* [Excerpted records]
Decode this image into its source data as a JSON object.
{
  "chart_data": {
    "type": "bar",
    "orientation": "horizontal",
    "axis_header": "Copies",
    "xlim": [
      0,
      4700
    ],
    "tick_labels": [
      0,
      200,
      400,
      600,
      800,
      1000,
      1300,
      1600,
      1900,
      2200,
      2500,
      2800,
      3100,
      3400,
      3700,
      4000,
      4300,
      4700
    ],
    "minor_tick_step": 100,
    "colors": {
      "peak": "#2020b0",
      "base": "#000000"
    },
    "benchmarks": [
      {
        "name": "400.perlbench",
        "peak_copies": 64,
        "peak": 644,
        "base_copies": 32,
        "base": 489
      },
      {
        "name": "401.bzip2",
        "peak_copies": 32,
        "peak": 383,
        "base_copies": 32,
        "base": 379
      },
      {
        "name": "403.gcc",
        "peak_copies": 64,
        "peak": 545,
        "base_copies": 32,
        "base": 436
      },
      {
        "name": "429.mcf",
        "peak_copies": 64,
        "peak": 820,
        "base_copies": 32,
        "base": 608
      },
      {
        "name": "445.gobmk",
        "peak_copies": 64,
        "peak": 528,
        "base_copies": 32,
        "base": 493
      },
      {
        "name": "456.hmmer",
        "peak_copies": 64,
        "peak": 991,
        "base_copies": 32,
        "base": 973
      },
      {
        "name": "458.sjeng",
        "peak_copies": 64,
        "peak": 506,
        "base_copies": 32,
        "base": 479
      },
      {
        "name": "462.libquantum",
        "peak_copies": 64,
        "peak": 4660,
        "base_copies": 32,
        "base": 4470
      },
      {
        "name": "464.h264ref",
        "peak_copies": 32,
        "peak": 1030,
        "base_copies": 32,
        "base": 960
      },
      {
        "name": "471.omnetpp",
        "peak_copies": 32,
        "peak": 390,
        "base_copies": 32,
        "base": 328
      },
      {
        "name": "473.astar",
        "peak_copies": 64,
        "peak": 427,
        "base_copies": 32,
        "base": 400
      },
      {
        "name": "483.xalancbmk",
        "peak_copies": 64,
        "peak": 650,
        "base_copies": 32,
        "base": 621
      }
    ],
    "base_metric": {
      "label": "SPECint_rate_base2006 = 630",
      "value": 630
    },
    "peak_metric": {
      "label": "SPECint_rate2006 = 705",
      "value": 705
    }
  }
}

* [Given instruction] Reproduce the listing above verbatim, from first line to last.

* [Result below]
Decode this image into its source data as a JSON object.
{
  "chart_data": {
    "type": "bar",
    "orientation": "horizontal",
    "axis_header": "Copies",
    "xlim": [
      0,
      4700
    ],
    "tick_labels": [
      0,
      200,
      400,
      600,
      800,
      1000,
      1300,
      1600,
      1900,
      2200,
      2500,
      2800,
      3100,
      3400,
      3700,
      4000,
      4300,
      4700
    ],
    "minor_tick_step": 100,
    "colors": {
      "peak": "#2020b0",
      "base": "#000000"
    },
    "benchmarks": [
      {
        "name": "400.perlbench",
        "peak_copies": 64,
        "peak": 644,
        "base_copies": 32,
        "base": 489
      },
      {
        "name": "401.bzip2",
        "peak_copies": 32,
        "peak": 383,
        "base_copies": 32,
        "base": 379
      },
      {
        "name": "403.gcc",
        "peak_copies": 64,
        "peak": 545,
        "base_copies": 32,
        "base": 436
      },
      {
        "name": "429.mcf",
        "peak_copies": 64,
        "peak": 820,
        "base_copies": 32,
        "base": 608
      },
      {
        "name": "445.gobmk",
        "peak_copies": 64,
        "peak": 528,
        "base_copies": 32,
        "base": 493
      },
      {
        "name": "456.hmmer",
        "peak_copies": 64,
        "peak": 991,
        "base_copies": 32,
        "base": 973
      },
      {
        "name": "458.sjeng",
        "peak_copies": 64,
        "peak": 506,
        "base_copies": 32,
        "base": 479
      },
      {
        "name": "462.libquantum",
        "peak_copies": 64,
        "peak": 4660,
        "base_copies": 32,
        "base": 4470
      },
      {
        "name": "464.h264ref",
        "peak_copies": 32,
        "peak": 1030,
        "base_copies": 32,
        "base": 960
      },
      {
        "name": "471.omnetpp",
        "peak_copies": 32,
        "peak": 390,
        "base_copies": 32,
        "base": 328
      },
      {
        "name": "473.astar",
        "peak_copies": 64,
        "peak": 427,
        "base_copies": 32,
        "base": 400
      },
      {
        "name": "483.xalancbmk",
        "peak_copies": 64,
        "peak": 650,
        "base_copies": 32,
        "base": 621
      }
    ],
    "base_metric": {
      "label": "SPECint_rate_base2006 = 630",
      "value": 630
    },
    "peak_metric": {
      "label": "SPECint_rate2006 = 705",
      "value": 705
    }
  }
}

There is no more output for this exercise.